◆ **WHAT IS NEEDED**: Output exactly the lines between the line that contains "Output a JSON" and the last line of the material, counting both.

§

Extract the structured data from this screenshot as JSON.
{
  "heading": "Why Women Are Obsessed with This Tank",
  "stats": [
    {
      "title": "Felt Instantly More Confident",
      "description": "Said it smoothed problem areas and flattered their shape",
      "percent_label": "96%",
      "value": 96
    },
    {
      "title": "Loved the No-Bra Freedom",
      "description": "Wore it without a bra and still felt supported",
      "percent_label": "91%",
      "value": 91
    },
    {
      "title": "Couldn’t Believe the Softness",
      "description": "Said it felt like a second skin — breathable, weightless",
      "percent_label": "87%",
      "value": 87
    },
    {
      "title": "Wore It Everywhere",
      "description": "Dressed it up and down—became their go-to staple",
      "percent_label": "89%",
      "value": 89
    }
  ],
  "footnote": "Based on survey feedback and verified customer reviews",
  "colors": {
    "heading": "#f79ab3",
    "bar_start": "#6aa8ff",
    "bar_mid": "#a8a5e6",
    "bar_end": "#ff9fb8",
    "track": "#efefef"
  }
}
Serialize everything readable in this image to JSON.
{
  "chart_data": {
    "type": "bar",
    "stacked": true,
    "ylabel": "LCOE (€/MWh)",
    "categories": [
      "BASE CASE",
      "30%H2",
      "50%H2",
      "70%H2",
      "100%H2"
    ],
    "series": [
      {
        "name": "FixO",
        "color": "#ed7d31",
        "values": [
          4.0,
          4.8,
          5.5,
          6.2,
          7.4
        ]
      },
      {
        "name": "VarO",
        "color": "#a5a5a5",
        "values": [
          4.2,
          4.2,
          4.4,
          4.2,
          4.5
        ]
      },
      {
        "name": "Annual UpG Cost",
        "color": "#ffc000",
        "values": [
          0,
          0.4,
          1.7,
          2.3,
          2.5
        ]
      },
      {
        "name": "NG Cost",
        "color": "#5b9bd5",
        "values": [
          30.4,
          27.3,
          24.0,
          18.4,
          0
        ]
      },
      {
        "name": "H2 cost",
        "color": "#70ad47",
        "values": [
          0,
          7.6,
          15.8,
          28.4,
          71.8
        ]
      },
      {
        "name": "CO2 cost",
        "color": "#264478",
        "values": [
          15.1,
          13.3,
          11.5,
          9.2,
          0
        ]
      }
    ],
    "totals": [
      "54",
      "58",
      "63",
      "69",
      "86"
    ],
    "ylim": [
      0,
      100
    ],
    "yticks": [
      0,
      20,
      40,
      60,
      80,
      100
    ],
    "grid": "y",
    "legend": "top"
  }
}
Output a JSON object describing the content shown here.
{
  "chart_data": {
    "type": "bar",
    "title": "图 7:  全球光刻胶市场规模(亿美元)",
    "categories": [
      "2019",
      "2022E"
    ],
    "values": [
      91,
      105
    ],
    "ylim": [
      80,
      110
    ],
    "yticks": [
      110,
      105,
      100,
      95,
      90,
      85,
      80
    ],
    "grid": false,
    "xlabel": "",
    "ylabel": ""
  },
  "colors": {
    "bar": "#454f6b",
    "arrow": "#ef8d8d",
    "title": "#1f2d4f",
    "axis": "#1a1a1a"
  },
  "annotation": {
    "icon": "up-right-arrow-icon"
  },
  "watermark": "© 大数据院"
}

§

◆ **TASK SOLUTION**:
Output a JSON object describing the content shown here.
{
  "chart_data": {
    "type": "bar",
    "title": "图 7:  全球光刻胶市场规模(亿美元)",
    "categories": [
      "2019",
      "2022E"
    ],
    "values": [
      91,
      105
    ],
    "ylim": [
      80,
      110
    ],
    "yticks": [
      110,
      105,
      100,
      95,
      90,
      85,
      80
    ],
    "grid": false,
    "xlabel": "",
    "ylabel": ""
  },
  "colors": {
    "bar": "#454f6b",
    "arrow": "#ef8d8d",
    "title": "#1f2d4f",
    "axis": "#1a1a1a"
  },
  "annotation": {
    "icon": "up-right-arrow-icon"
  },
  "watermark": "© 大数据院"
}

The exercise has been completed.